- _OBJECTIVE_: Repeat the records in full and exactly, omitting pictures.
╔══
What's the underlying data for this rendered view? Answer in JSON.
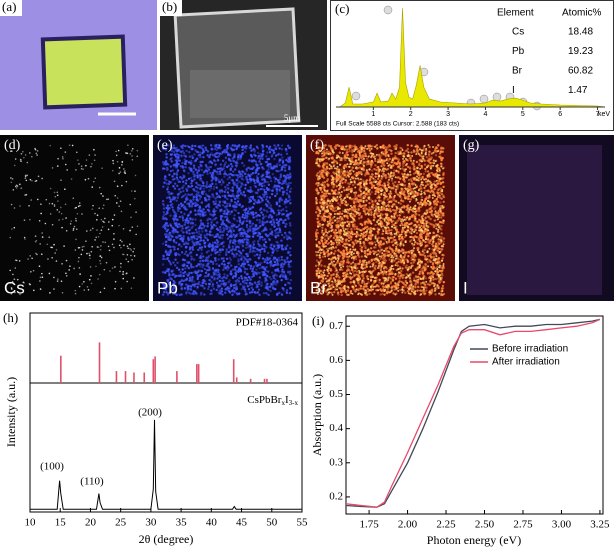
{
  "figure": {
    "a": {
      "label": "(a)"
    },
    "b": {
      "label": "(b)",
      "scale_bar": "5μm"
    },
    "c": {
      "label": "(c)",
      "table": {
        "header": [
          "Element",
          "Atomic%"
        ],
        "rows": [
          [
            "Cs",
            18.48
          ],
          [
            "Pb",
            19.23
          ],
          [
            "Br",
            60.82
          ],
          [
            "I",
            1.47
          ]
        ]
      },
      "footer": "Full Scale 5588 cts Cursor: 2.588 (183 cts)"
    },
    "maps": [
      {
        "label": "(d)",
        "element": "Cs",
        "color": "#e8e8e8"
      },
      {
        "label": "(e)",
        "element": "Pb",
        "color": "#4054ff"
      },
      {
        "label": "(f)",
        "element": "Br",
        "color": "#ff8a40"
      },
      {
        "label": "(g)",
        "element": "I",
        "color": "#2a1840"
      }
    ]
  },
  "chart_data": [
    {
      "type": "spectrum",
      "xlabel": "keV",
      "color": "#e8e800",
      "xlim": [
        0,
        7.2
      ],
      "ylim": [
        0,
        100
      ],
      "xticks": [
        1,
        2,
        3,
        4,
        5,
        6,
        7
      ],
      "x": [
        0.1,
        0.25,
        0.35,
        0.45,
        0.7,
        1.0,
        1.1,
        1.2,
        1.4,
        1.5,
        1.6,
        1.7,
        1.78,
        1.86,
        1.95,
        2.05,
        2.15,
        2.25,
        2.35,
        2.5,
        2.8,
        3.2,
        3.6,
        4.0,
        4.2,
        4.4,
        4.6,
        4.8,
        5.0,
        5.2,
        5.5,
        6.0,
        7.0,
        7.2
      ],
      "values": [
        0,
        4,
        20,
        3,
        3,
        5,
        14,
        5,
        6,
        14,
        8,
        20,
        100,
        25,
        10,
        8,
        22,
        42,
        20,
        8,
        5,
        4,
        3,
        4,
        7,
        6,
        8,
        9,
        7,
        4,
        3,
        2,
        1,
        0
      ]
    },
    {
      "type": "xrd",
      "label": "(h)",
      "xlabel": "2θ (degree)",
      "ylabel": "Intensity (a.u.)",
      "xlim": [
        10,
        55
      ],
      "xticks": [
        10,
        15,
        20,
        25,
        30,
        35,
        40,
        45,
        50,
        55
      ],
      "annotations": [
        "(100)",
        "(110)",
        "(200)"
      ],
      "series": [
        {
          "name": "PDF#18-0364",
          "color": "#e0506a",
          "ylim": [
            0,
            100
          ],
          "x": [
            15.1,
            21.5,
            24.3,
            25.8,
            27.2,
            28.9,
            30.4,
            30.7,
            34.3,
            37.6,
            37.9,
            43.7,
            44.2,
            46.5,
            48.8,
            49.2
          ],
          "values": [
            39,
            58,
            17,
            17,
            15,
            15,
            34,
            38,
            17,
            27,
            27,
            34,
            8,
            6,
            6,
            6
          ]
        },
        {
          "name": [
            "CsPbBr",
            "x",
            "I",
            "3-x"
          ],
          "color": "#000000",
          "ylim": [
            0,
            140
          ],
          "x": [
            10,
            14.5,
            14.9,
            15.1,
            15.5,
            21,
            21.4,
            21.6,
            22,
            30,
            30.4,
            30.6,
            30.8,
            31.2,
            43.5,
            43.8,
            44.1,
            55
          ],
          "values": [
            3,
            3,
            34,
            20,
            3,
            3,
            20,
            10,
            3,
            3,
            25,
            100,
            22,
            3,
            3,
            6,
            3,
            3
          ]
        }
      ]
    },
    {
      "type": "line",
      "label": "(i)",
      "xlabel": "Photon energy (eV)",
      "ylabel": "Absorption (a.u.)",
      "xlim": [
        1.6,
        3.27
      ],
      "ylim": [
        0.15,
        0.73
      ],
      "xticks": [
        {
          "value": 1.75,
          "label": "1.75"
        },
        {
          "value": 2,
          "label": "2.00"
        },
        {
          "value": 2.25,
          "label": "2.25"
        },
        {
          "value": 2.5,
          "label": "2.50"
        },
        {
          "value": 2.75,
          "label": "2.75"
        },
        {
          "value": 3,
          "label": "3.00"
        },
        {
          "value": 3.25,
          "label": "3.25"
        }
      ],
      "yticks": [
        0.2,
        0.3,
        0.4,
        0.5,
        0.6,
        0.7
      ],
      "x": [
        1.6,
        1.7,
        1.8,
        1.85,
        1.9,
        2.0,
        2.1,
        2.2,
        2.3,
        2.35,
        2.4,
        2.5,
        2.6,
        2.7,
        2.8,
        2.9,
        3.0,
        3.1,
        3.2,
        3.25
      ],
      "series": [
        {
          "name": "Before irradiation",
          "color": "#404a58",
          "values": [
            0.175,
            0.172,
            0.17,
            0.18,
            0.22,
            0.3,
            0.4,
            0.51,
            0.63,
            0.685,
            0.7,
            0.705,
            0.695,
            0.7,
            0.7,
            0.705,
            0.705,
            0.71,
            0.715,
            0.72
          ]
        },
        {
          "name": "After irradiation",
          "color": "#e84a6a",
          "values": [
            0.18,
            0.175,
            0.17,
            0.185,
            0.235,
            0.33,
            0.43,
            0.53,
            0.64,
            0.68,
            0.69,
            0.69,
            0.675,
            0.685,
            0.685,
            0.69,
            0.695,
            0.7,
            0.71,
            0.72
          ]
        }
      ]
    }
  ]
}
╚══
- _REPLY_:
What's the underlying data for this rendered view? Answer in JSON.
{
  "figure": {
    "a": {
      "label": "(a)"
    },
    "b": {
      "label": "(b)",
      "scale_bar": "5μm"
    },
    "c": {
      "label": "(c)",
      "table": {
        "header": [
          "Element",
          "Atomic%"
        ],
        "rows": [
          [
            "Cs",
            18.48
          ],
          [
            "Pb",
            19.23
          ],
          [
            "Br",
            60.82
          ],
          [
            "I",
            1.47
          ]
        ]
      },
      "footer": "Full Scale 5588 cts Cursor: 2.588 (183 cts)"
    },
    "maps": [
      {
        "label": "(d)",
        "element": "Cs",
        "color": "#e8e8e8"
      },
      {
        "label": "(e)",
        "element": "Pb",
        "color": "#4054ff"
      },
      {
        "label": "(f)",
        "element": "Br",
        "color": "#ff8a40"
      },
      {
        "label": "(g)",
        "element": "I",
        "color": "#2a1840"
      }
    ]
  },
  "chart_data": [
    {
      "type": "spectrum",
      "xlabel": "keV",
      "color": "#e8e800",
      "xlim": [
        0,
        7.2
      ],
      "ylim": [
        0,
        100
      ],
      "xticks": [
        1,
        2,
        3,
        4,
        5,
        6,
        7
      ],
      "x": [
        0.1,
        0.25,
        0.35,
        0.45,
        0.7,
        1.0,
        1.1,
        1.2,
        1.4,
        1.5,
        1.6,
        1.7,
        1.78,
        1.86,
        1.95,
        2.05,
        2.15,
        2.25,
        2.35,
        2.5,
        2.8,
        3.2,
        3.6,
        4.0,
        4.2,
        4.4,
        4.6,
        4.8,
        5.0,
        5.2,
        5.5,
        6.0,
        7.0,
        7.2
      ],
      "values": [
        0,
        4,
        20,
        3,
        3,
        5,
        14,
        5,
        6,
        14,
        8,
        20,
        100,
        25,
        10,
        8,
        22,
        42,
        20,
        8,
        5,
        4,
        3,
        4,
        7,
        6,
        8,
        9,
        7,
        4,
        3,
        2,
        1,
        0
      ]
    },
    {
      "type": "xrd",
      "label": "(h)",
      "xlabel": "2θ (degree)",
      "ylabel": "Intensity (a.u.)",
      "xlim": [
        10,
        55
      ],
      "xticks": [
        10,
        15,
        20,
        25,
        30,
        35,
        40,
        45,
        50,
        55
      ],
      "annotations": [
        "(100)",
        "(110)",
        "(200)"
      ],
      "series": [
        {
          "name": "PDF#18-0364",
          "color": "#e0506a",
          "ylim": [
            0,
            100
          ],
          "x": [
            15.1,
            21.5,
            24.3,
            25.8,
            27.2,
            28.9,
            30.4,
            30.7,
            34.3,
            37.6,
            37.9,
            43.7,
            44.2,
            46.5,
            48.8,
            49.2
          ],
          "values": [
            39,
            58,
            17,
            17,
            15,
            15,
            34,
            38,
            17,
            27,
            27,
            34,
            8,
            6,
            6,
            6
          ]
        },
        {
          "name": [
            "CsPbBr",
            "x",
            "I",
            "3-x"
          ],
          "color": "#000000",
          "ylim": [
            0,
            140
          ],
          "x": [
            10,
            14.5,
            14.9,
            15.1,
            15.5,
            21,
            21.4,
            21.6,
            22,
            30,
            30.4,
            30.6,
            30.8,
            31.2,
            43.5,
            43.8,
            44.1,
            55
          ],
          "values": [
            3,
            3,
            34,
            20,
            3,
            3,
            20,
            10,
            3,
            3,
            25,
            100,
            22,
            3,
            3,
            6,
            3,
            3
          ]
        }
      ]
    },
    {
      "type": "line",
      "label": "(i)",
      "xlabel": "Photon energy (eV)",
      "ylabel": "Absorption (a.u.)",
      "xlim": [
        1.6,
        3.27
      ],
      "ylim": [
        0.15,
        0.73
      ],
      "xticks": [
        {
          "value": 1.75,
          "label": "1.75"
        },
        {
          "value": 2,
          "label": "2.00"
        },
        {
          "value": 2.25,
          "label": "2.25"
        },
        {
          "value": 2.5,
          "label": "2.50"
        },
        {
          "value": 2.75,
          "label": "2.75"
        },
        {
          "value": 3,
          "label": "3.00"
        },
        {
          "value": 3.25,
          "label": "3.25"
        }
      ],
      "yticks": [
        0.2,
        0.3,
        0.4,
        0.5,
        0.6,
        0.7
      ],
      "x": [
        1.6,
        1.7,
        1.8,
        1.85,
        1.9,
        2.0,
        2.1,
        2.2,
        2.3,
        2.35,
        2.4,
        2.5,
        2.6,
        2.7,
        2.8,
        2.9,
        3.0,
        3.1,
        3.2,
        3.25
      ],
      "series": [
        {
          "name": "Before irradiation",
          "color": "#404a58",
          "values": [
            0.175,
            0.172,
            0.17,
            0.18,
            0.22,
            0.3,
            0.4,
            0.51,
            0.63,
            0.685,
            0.7,
            0.705,
            0.695,
            0.7,
            0.7,
            0.705,
            0.705,
            0.71,
            0.715,
            0.72
          ]
        },
        {
          "name": "After irradiation",
          "color": "#e84a6a",
          "values": [
            0.18,
            0.175,
            0.17,
            0.185,
            0.235,
            0.33,
            0.43,
            0.53,
            0.64,
            0.68,
            0.69,
            0.69,
            0.675,
            0.685,
            0.685,
            0.69,
            0.695,
            0.7,
            0.71,
            0.72
          ]
        }
      ]
    }
  ]
}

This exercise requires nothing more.